- WHAT TO PRODUCE -
Pick out each line in these entries that contains the string "Enter".

- LISTED RECORDS -
═══

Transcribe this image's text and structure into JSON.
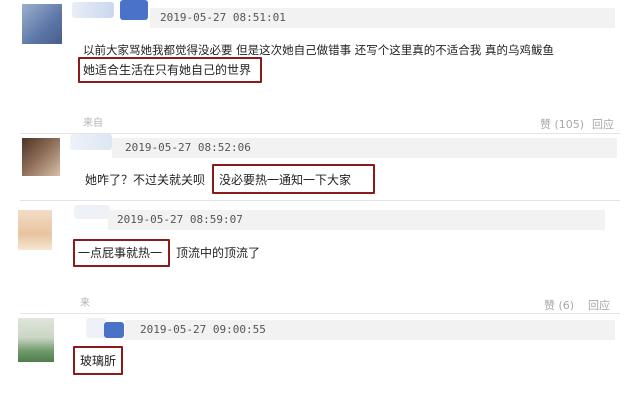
{
  "comments": [
    {
      "timestamp": "2019-05-27 08:51:01",
      "line1": "以前大家骂她我都觉得没必要 但是这次她自己做错事 还写个这里真的不适合我 真的乌鸡鲅鱼",
      "line2": "她适合生活在只有她自己的世界",
      "from": "来自",
      "likes": "赞 (105)",
      "reply": "回应"
    },
    {
      "timestamp": "2019-05-27 08:52:06",
      "text_a": "她咋了？不过关就关呗",
      "text_b": "没必要热一通知一下大家"
    },
    {
      "timestamp": "2019-05-27 08:59:07",
      "text_a": "一点屁事就热一",
      "text_b": "顶流中的顶流了",
      "from": "来",
      "likes": "赞 (6)",
      "reply": "回应"
    },
    {
      "timestamp": "2019-05-27 09:00:55",
      "text": "玻璃肵"
    }
  ],
  "colors": {
    "highlight": "#8b1a1a",
    "header_bar": "#f2f2f2"
  }
}
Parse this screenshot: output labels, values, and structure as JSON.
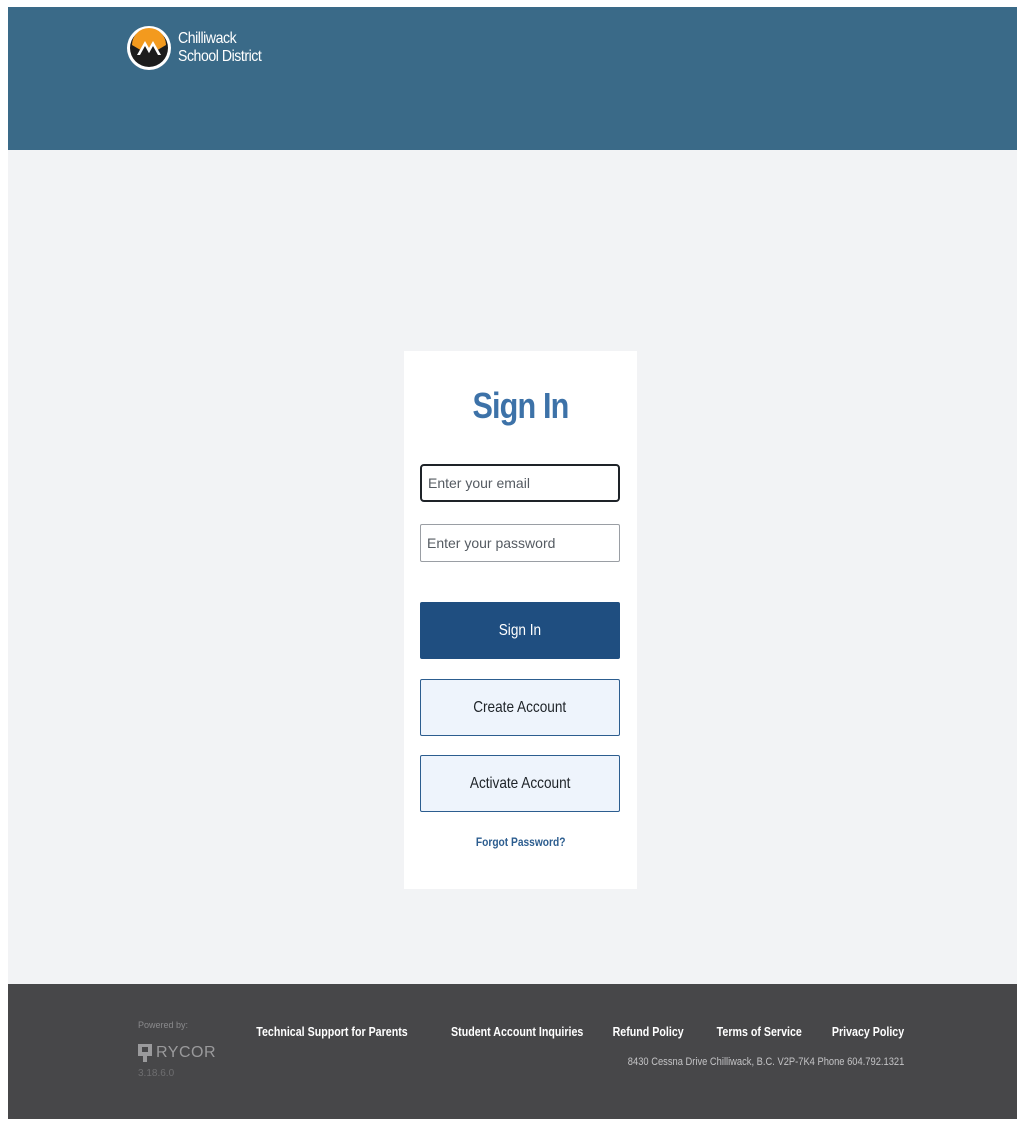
{
  "header": {
    "logo_line1": "Chilliwack",
    "logo_line2": "School District",
    "logo_icon": "chilliwack-sd-logo-icon",
    "background": "#3a6a88"
  },
  "signin": {
    "title": "Sign In",
    "email_placeholder": "Enter your email",
    "email_value": "",
    "password_placeholder": "Enter your password",
    "password_value": "",
    "signin_button": "Sign In",
    "create_button": "Create Account",
    "activate_button": "Activate Account",
    "forgot_link": "Forgot Password?",
    "accent": "#3d72a8",
    "primary_button_color": "#1f4e80"
  },
  "footer": {
    "powered_by": "Powered by:",
    "brand": "RYCOR",
    "version": "3.18.6.0",
    "links": [
      "Technical Support for Parents",
      "Student Account Inquiries",
      "Refund Policy",
      "Terms of Service",
      "Privacy Policy"
    ],
    "address": "8430 Cessna Drive Chilliwack, B.C. V2P-7K4 Phone 604.792.1321",
    "background": "#474749"
  }
}
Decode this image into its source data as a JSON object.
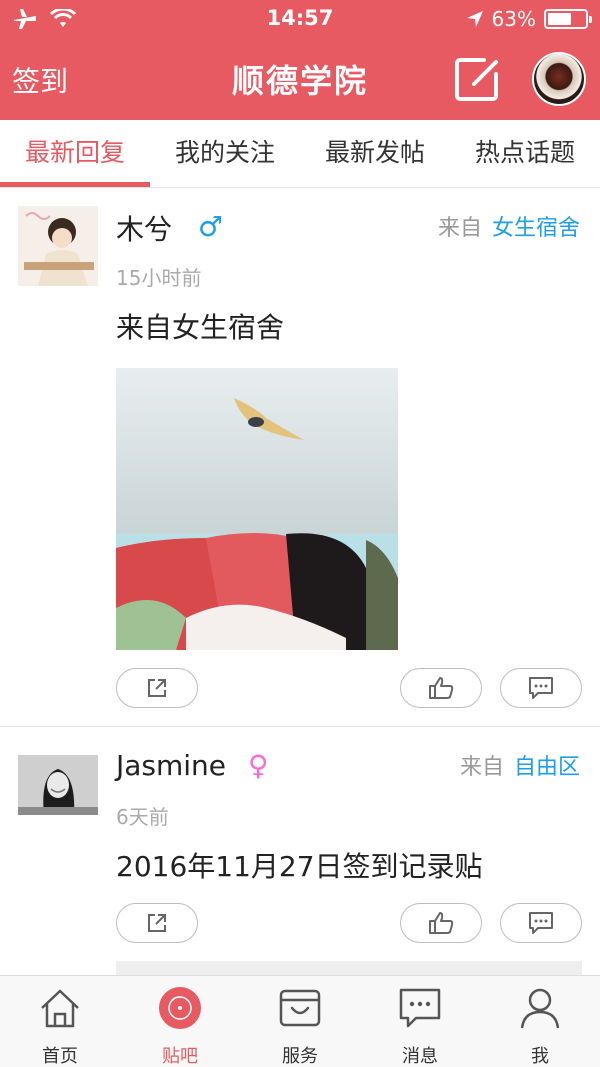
{
  "status_bar": {
    "time": "14:57",
    "battery": "63%",
    "battery_level": 0.63
  },
  "header": {
    "checkin_label": "签到",
    "title": "顺德学院",
    "compose_icon": "compose-icon",
    "avatar": "user-avatar"
  },
  "tabs": [
    {
      "label": "最新回复",
      "active": true
    },
    {
      "label": "我的关注",
      "active": false
    },
    {
      "label": "最新发帖",
      "active": false
    },
    {
      "label": "热点话题",
      "active": false
    }
  ],
  "posts": [
    {
      "author": "木兮",
      "gender_symbol": "♂",
      "gender_color": "#1e9ee8",
      "from_label": "来自",
      "board": "女生宿舍",
      "time": "15小时前",
      "content": "来自女生宿舍"
    },
    {
      "author": "Jasmine",
      "gender_symbol": "♀",
      "gender_color": "#ff6ad5",
      "from_label": "来自",
      "board": "自由区",
      "time": "6天前",
      "content": "2016年11月27日签到记录贴"
    }
  ],
  "tabbar": [
    {
      "label": "首页",
      "icon": "home-icon",
      "active": false
    },
    {
      "label": "贴吧",
      "icon": "record-icon",
      "active": true
    },
    {
      "label": "服务",
      "icon": "service-icon",
      "active": false
    },
    {
      "label": "消息",
      "icon": "message-icon",
      "active": false
    },
    {
      "label": "我",
      "icon": "person-icon",
      "active": false
    }
  ],
  "colors": {
    "brand": "#e75a61",
    "link": "#1e9ee8",
    "muted": "#999999"
  }
}
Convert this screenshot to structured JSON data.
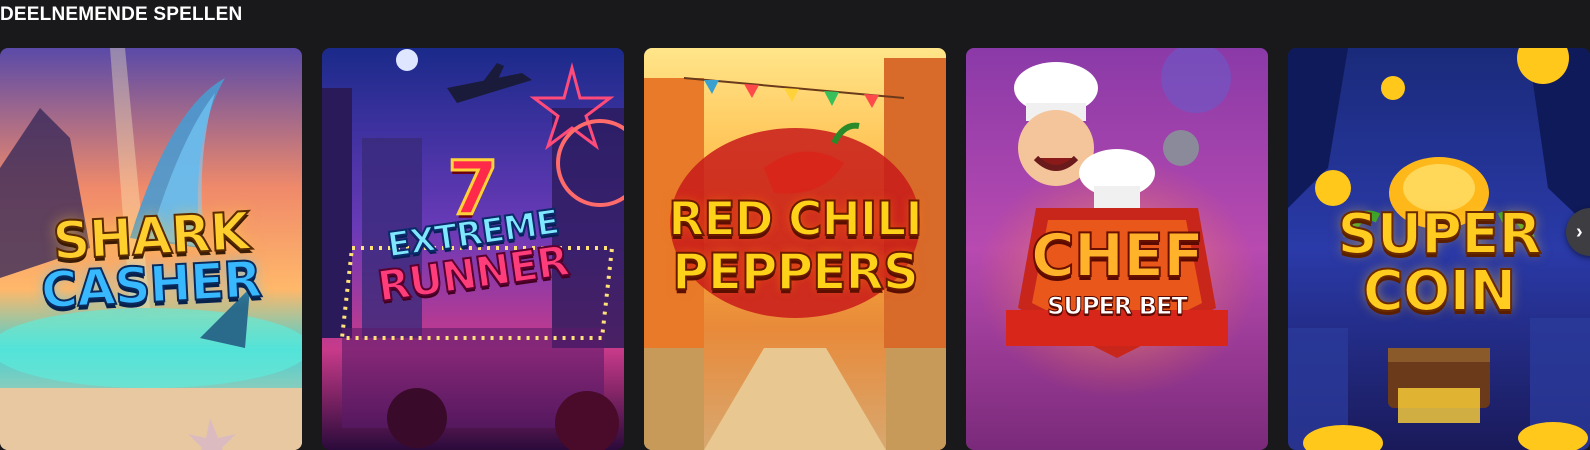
{
  "section": {
    "title": "DEELNEMENDE SPELLEN"
  },
  "games": [
    {
      "logo_line1": "SHARK",
      "logo_line2": "CASHER"
    },
    {
      "logo_top": "7",
      "logo_line1": "EXTREME",
      "logo_line2": "RUNNER"
    },
    {
      "logo_line1": "RED CHILI",
      "logo_line2": "PEPPERS"
    },
    {
      "logo_line1": "CHEF",
      "logo_line2": "SUPER BET"
    },
    {
      "logo_line1": "SUPER",
      "logo_line2": "COIN"
    }
  ],
  "carousel": {
    "next_icon": "chevron-right-icon",
    "next_glyph": "›"
  },
  "colors": {
    "background": "#19181b",
    "title": "#ffffff",
    "nav_button": "#3d3d42"
  }
}
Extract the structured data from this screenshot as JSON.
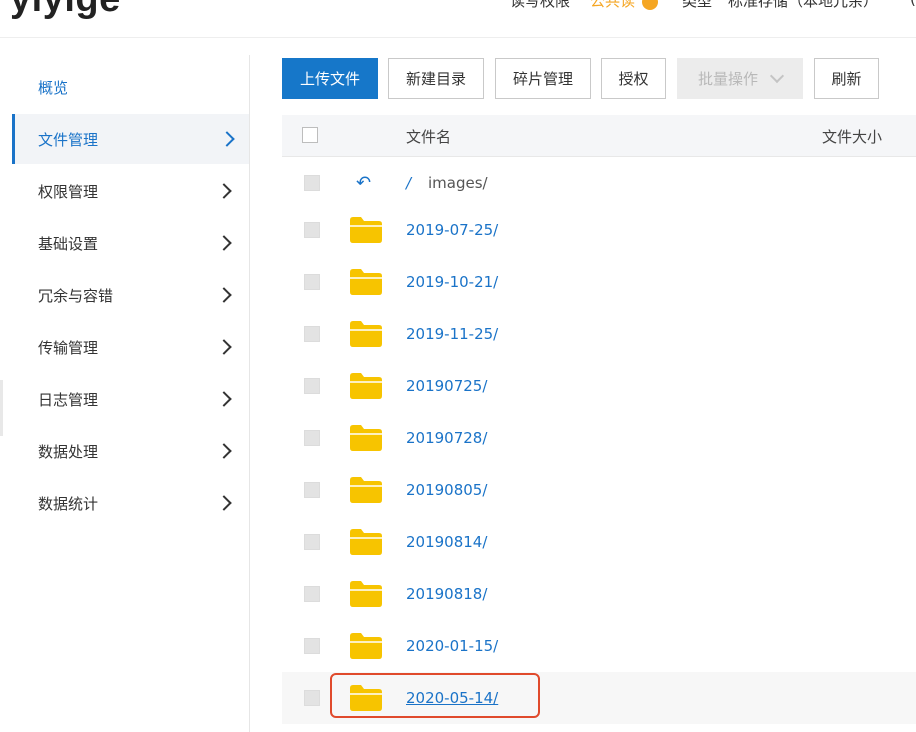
{
  "header": {
    "brand": "yiyige",
    "label1": "读写权限",
    "value1": "公共读",
    "label2": "类型",
    "value2": "标准存储（本地冗余）",
    "edge": "("
  },
  "sidebar": {
    "items": [
      {
        "label": "概览"
      },
      {
        "label": "文件管理"
      },
      {
        "label": "权限管理"
      },
      {
        "label": "基础设置"
      },
      {
        "label": "冗余与容错"
      },
      {
        "label": "传输管理"
      },
      {
        "label": "日志管理"
      },
      {
        "label": "数据处理"
      },
      {
        "label": "数据统计"
      }
    ]
  },
  "toolbar": {
    "upload": "上传文件",
    "new_dir": "新建目录",
    "fragments": "碎片管理",
    "authorize": "授权",
    "batch": "批量操作",
    "refresh": "刷新"
  },
  "table": {
    "col_name": "文件名",
    "col_size": "文件大小",
    "path_sep": "/",
    "path_current": "images/",
    "folders": [
      "2019-07-25/",
      "2019-10-21/",
      "2019-11-25/",
      "20190725/",
      "20190728/",
      "20190805/",
      "20190814/",
      "20190818/",
      "2020-01-15/",
      "2020-05-14/"
    ]
  },
  "colors": {
    "accent": "#1677c9",
    "link": "#1a73c8",
    "folder": "#f7c400",
    "highlight": "#e04a2c"
  },
  "icons": {
    "folder": "folder-icon",
    "back": "back-arrow-icon",
    "chevron": "chevron-right-icon"
  }
}
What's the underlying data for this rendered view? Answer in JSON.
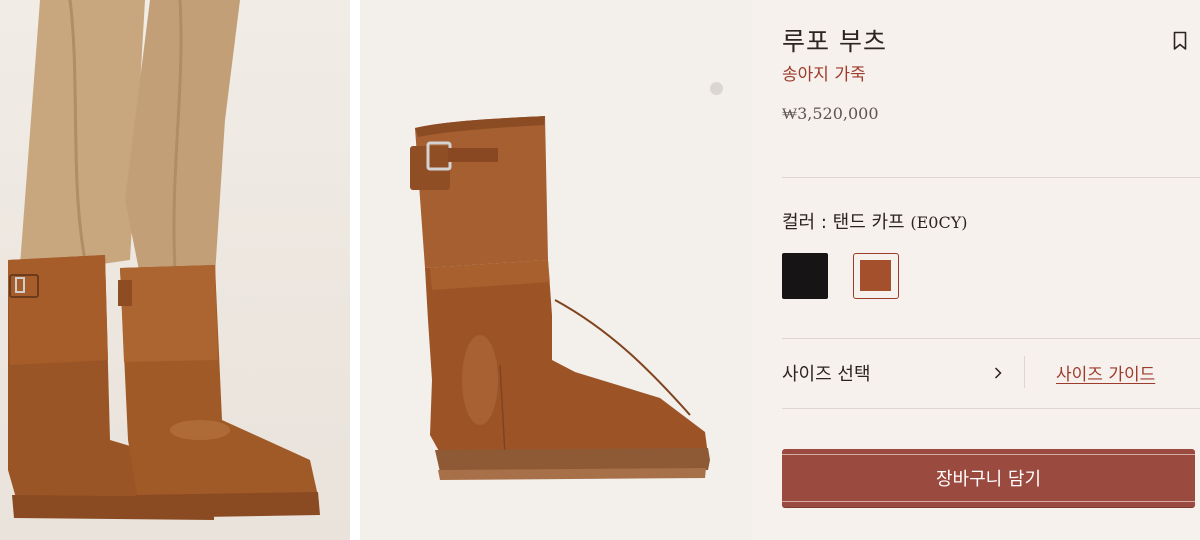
{
  "product": {
    "title": "루포 부츠",
    "material": "송아지 가죽",
    "price": "₩3,520,000"
  },
  "color": {
    "label_prefix": "컬러 : ",
    "selected_name": "탠드 카프",
    "selected_code": "(E0CY)",
    "swatches": [
      {
        "name": "black",
        "hex": "#161414"
      },
      {
        "name": "tan",
        "hex": "#a4502d",
        "selected": true
      }
    ]
  },
  "size": {
    "select_label": "사이즈 선택",
    "guide_label": "사이즈 가이드"
  },
  "cart": {
    "button_label": "장바구니 담기"
  },
  "gallery": {
    "images": [
      "model-wearing-boots",
      "single-boot-product"
    ],
    "active_index": 1
  },
  "icons": {
    "bookmark": "bookmark-icon",
    "chevron": "chevron-right-icon"
  },
  "colors": {
    "accent": "#9d3b2c",
    "cart_button": "#9b4a3f",
    "leather": "#a4502d",
    "background": "#f6f1ec"
  }
}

═══

- FINISHED TASK -
    "email_placeholder": "Enter your email",
    "password_placeholder": "Enter your password",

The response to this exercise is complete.